▸ **Given data**:
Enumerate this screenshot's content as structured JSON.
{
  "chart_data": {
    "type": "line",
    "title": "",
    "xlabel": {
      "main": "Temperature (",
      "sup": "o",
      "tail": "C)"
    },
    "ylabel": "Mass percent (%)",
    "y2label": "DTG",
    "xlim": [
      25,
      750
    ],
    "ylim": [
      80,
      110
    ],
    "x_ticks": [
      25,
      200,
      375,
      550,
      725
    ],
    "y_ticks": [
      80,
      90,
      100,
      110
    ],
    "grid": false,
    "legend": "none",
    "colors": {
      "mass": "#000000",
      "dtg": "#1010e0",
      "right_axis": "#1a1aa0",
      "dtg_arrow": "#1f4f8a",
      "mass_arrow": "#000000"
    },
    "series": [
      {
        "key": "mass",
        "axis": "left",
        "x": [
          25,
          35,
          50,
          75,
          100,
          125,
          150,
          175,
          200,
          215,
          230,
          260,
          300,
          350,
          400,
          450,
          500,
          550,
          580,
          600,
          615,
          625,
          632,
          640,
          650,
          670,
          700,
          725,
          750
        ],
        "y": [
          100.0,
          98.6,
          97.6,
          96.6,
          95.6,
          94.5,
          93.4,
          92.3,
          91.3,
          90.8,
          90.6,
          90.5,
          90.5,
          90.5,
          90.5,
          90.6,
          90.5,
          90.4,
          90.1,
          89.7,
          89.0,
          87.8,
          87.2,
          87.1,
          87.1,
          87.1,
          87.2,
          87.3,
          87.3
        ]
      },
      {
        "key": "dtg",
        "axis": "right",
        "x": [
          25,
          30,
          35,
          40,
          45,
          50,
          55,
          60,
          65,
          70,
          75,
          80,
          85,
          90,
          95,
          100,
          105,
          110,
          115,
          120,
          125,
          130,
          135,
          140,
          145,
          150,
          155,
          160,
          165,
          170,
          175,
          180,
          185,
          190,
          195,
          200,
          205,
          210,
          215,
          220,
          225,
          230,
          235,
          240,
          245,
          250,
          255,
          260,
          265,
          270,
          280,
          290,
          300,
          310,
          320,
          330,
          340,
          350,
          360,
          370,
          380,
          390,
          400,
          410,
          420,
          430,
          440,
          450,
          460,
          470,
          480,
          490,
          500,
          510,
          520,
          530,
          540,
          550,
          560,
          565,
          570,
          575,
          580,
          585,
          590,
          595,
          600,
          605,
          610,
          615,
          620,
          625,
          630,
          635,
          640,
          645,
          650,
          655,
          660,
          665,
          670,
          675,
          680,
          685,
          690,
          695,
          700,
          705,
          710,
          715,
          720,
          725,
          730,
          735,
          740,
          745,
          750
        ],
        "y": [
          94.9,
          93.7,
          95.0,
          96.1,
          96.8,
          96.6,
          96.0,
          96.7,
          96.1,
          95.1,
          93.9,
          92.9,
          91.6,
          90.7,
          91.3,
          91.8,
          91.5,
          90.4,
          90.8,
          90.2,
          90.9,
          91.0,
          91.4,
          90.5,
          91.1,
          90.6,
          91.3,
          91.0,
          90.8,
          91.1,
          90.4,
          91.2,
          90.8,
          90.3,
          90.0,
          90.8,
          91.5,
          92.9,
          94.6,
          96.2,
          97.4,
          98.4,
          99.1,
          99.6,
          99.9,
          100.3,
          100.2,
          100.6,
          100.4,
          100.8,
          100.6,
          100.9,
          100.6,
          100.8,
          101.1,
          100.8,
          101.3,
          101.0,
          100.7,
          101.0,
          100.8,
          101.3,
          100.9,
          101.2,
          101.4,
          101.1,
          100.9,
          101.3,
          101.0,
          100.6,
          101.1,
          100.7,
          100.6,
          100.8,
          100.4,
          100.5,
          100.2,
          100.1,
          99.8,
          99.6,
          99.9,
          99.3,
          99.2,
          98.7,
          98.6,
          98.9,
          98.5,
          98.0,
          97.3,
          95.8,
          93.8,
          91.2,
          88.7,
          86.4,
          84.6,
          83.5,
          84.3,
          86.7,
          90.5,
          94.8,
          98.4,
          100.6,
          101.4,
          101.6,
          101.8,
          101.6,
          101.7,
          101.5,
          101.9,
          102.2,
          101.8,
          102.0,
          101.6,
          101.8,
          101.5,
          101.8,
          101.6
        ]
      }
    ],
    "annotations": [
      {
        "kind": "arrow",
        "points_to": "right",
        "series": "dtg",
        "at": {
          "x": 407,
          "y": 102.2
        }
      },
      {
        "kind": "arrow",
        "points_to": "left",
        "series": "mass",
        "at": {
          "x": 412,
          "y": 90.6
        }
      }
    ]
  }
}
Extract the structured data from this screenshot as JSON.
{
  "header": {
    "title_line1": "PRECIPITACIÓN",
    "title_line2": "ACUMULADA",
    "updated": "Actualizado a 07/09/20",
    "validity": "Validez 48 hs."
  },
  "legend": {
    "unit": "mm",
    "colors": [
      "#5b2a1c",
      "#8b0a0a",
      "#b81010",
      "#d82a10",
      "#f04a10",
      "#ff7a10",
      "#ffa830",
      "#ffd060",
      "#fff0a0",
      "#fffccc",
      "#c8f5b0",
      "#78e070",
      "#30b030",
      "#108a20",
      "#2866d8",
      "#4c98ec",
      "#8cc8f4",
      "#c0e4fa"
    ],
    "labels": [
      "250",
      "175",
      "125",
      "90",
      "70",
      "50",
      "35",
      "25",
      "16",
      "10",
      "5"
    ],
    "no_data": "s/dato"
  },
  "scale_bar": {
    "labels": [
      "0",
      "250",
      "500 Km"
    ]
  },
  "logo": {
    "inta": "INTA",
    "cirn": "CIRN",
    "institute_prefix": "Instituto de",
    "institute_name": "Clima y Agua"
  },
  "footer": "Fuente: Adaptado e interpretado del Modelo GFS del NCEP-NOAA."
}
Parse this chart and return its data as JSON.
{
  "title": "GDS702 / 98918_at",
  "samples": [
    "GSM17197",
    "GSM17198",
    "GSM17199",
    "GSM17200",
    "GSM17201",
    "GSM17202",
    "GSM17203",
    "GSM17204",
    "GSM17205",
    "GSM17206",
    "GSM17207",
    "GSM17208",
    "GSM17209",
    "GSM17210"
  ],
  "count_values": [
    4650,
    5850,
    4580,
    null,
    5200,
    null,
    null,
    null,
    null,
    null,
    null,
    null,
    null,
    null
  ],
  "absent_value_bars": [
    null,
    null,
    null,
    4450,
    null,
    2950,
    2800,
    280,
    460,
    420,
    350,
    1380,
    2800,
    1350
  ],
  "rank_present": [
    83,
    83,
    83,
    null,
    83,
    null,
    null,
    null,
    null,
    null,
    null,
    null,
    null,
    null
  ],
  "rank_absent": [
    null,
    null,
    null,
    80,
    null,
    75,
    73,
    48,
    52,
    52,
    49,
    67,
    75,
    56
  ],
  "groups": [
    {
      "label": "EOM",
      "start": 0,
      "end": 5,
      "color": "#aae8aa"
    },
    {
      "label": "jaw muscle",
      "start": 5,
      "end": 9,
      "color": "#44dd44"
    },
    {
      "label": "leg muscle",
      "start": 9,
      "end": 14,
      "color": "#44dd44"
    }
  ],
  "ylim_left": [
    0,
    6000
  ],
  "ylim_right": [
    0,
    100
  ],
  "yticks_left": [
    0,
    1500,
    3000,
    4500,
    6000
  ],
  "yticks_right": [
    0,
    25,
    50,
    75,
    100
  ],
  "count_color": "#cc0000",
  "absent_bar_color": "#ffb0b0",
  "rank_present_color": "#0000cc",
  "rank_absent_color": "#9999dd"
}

▸ **Do this**: Reproduce the data in its entirety, matching each character.

▸ **Output of the task**:
Enumerate this screenshot's content as structured JSON.
{
  "chart_data": {
    "type": "line",
    "title": "",
    "xlabel": {
      "main": "Temperature (",
      "sup": "o",
      "tail": "C)"
    },
    "ylabel": "Mass percent (%)",
    "y2label": "DTG",
    "xlim": [
      25,
      750
    ],
    "ylim": [
      80,
      110
    ],
    "x_ticks": [
      25,
      200,
      375,
      550,
      725
    ],
    "y_ticks": [
      80,
      90,
      100,
      110
    ],
    "grid": false,
    "legend": "none",
    "colors": {
      "mass": "#000000",
      "dtg": "#1010e0",
      "right_axis": "#1a1aa0",
      "dtg_arrow": "#1f4f8a",
      "mass_arrow": "#000000"
    },
    "series": [
      {
        "key": "mass",
        "axis": "left",
        "x": [
          25,
          35,
          50,
          75,
          100,
          125,
          150,
          175,
          200,
          215,
          230,
          260,
          300,
          350,
          400,
          450,
          500,
          550,
          580,
          600,
          615,
          625,
          632,
          640,
          650,
          670,
          700,
          725,
          750
        ],
        "y": [
          100.0,
          98.6,
          97.6,
          96.6,
          95.6,
          94.5,
          93.4,
          92.3,
          91.3,
          90.8,
          90.6,
          90.5,
          90.5,
          90.5,
          90.5,
          90.6,
          90.5,
          90.4,
          90.1,
          89.7,
          89.0,
          87.8,
          87.2,
          87.1,
          87.1,
          87.1,
          87.2,
          87.3,
          87.3
        ]
      },
      {
        "key": "dtg",
        "axis": "right",
        "x": [
          25,
          30,
          35,
          40,
          45,
          50,
          55,
          60,
          65,
          70,
          75,
          80,
          85,
          90,
          95,
          100,
          105,
          110,
          115,
          120,
          125,
          130,
          135,
          140,
          145,
          150,
          155,
          160,
          165,
          170,
          175,
          180,
          185,
          190,
          195,
          200,
          205,
          210,
          215,
          220,
          225,
          230,
          235,
          240,
          245,
          250,
          255,
          260,
          265,
          270,
          280,
          290,
          300,
          310,
          320,
          330,
          340,
          350,
          360,
          370,
          380,
          390,
          400,
          410,
          420,
          430,
          440,
          450,
          460,
          470,
          480,
          490,
          500,
          510,
          520,
          530,
          540,
          550,
          560,
          565,
          570,
          575,
          580,
          585,
          590,
          595,
          600,
          605,
          610,
          615,
          620,
          625,
          630,
          635,
          640,
          645,
          650,
          655,
          660,
          665,
          670,
          675,
          680,
          685,
          690,
          695,
          700,
          705,
          710,
          715,
          720,
          725,
          730,
          735,
          740,
          745,
          750
        ],
        "y": [
          94.9,
          93.7,
          95.0,
          96.1,
          96.8,
          96.6,
          96.0,
          96.7,
          96.1,
          95.1,
          93.9,
          92.9,
          91.6,
          90.7,
          91.3,
          91.8,
          91.5,
          90.4,
          90.8,
          90.2,
          90.9,
          91.0,
          91.4,
          90.5,
          91.1,
          90.6,
          91.3,
          91.0,
          90.8,
          91.1,
          90.4,
          91.2,
          90.8,
          90.3,
          90.0,
          90.8,
          91.5,
          92.9,
          94.6,
          96.2,
          97.4,
          98.4,
          99.1,
          99.6,
          99.9,
          100.3,
          100.2,
          100.6,
          100.4,
          100.8,
          100.6,
          100.9,
          100.6,
          100.8,
          101.1,
          100.8,
          101.3,
          101.0,
          100.7,
          101.0,
          100.8,
          101.3,
          100.9,
          101.2,
          101.4,
          101.1,
          100.9,
          101.3,
          101.0,
          100.6,
          101.1,
          100.7,
          100.6,
          100.8,
          100.4,
          100.5,
          100.2,
          100.1,
          99.8,
          99.6,
          99.9,
          99.3,
          99.2,
          98.7,
          98.6,
          98.9,
          98.5,
          98.0,
          97.3,
          95.8,
          93.8,
          91.2,
          88.7,
          86.4,
          84.6,
          83.5,
          84.3,
          86.7,
          90.5,
          94.8,
          98.4,
          100.6,
          101.4,
          101.6,
          101.8,
          101.6,
          101.7,
          101.5,
          101.9,
          102.2,
          101.8,
          102.0,
          101.6,
          101.8,
          101.5,
          101.8,
          101.6
        ]
      }
    ],
    "annotations": [
      {
        "kind": "arrow",
        "points_to": "right",
        "series": "dtg",
        "at": {
          "x": 407,
          "y": 102.2
        }
      },
      {
        "kind": "arrow",
        "points_to": "left",
        "series": "mass",
        "at": {
          "x": 412,
          "y": 90.6
        }
      }
    ]
  }
}
Extract the structured data from this screenshot as JSON.
{
  "header": {
    "title_line1": "PRECIPITACIÓN",
    "title_line2": "ACUMULADA",
    "updated": "Actualizado a 07/09/20",
    "validity": "Validez 48 hs."
  },
  "legend": {
    "unit": "mm",
    "colors": [
      "#5b2a1c",
      "#8b0a0a",
      "#b81010",
      "#d82a10",
      "#f04a10",
      "#ff7a10",
      "#ffa830",
      "#ffd060",
      "#fff0a0",
      "#fffccc",
      "#c8f5b0",
      "#78e070",
      "#30b030",
      "#108a20",
      "#2866d8",
      "#4c98ec",
      "#8cc8f4",
      "#c0e4fa"
    ],
    "labels": [
      "250",
      "175",
      "125",
      "90",
      "70",
      "50",
      "35",
      "25",
      "16",
      "10",
      "5"
    ],
    "no_data": "s/dato"
  },
  "scale_bar": {
    "labels": [
      "0",
      "250",
      "500 Km"
    ]
  },
  "logo": {
    "inta": "INTA",
    "cirn": "CIRN",
    "institute_prefix": "Instituto de",
    "institute_name": "Clima y Agua"
  },
  "footer": "Fuente: Adaptado e interpretado del Modelo GFS del NCEP-NOAA."
}
Parse this chart and return its data as JSON.
{
  "title": "GDS702 / 98918_at",
  "samples": [
    "GSM17197",
    "GSM17198",
    "GSM17199",
    "GSM17200",
    "GSM17201",
    "GSM17202",
    "GSM17203",
    "GSM17204",
    "GSM17205",
    "GSM17206",
    "GSM17207",
    "GSM17208",
    "GSM17209",
    "GSM17210"
  ],
  "count_values": [
    4650,
    5850,
    4580,
    null,
    5200,
    null,
    null,
    null,
    null,
    null,
    null,
    null,
    null,
    null
  ],
  "absent_value_bars": [
    null,
    null,
    null,
    4450,
    null,
    2950,
    2800,
    280,
    460,
    420,
    350,
    1380,
    2800,
    1350
  ],
  "rank_present": [
    83,
    83,
    83,
    null,
    83,
    null,
    null,
    null,
    null,
    null,
    null,
    null,
    null,
    null
  ],
  "rank_absent": [
    null,
    null,
    null,
    80,
    null,
    75,
    73,
    48,
    52,
    52,
    49,
    67,
    75,
    56
  ],
  "groups": [
    {
      "label": "EOM",
      "start": 0,
      "end": 5,
      "color": "#aae8aa"
    },
    {
      "label": "jaw muscle",
      "start": 5,
      "end": 9,
      "color": "#44dd44"
    },
    {
      "label": "leg muscle",
      "start": 9,
      "end": 14,
      "color": "#44dd44"
    }
  ],
  "ylim_left": [
    0,
    6000
  ],
  "ylim_right": [
    0,
    100
  ],
  "yticks_left": [
    0,
    1500,
    3000,
    4500,
    6000
  ],
  "yticks_right": [
    0,
    25,
    50,
    75,
    100
  ],
  "count_color": "#cc0000",
  "absent_bar_color": "#ffb0b0",
  "rank_present_color": "#0000cc",
  "rank_absent_color": "#9999dd"
}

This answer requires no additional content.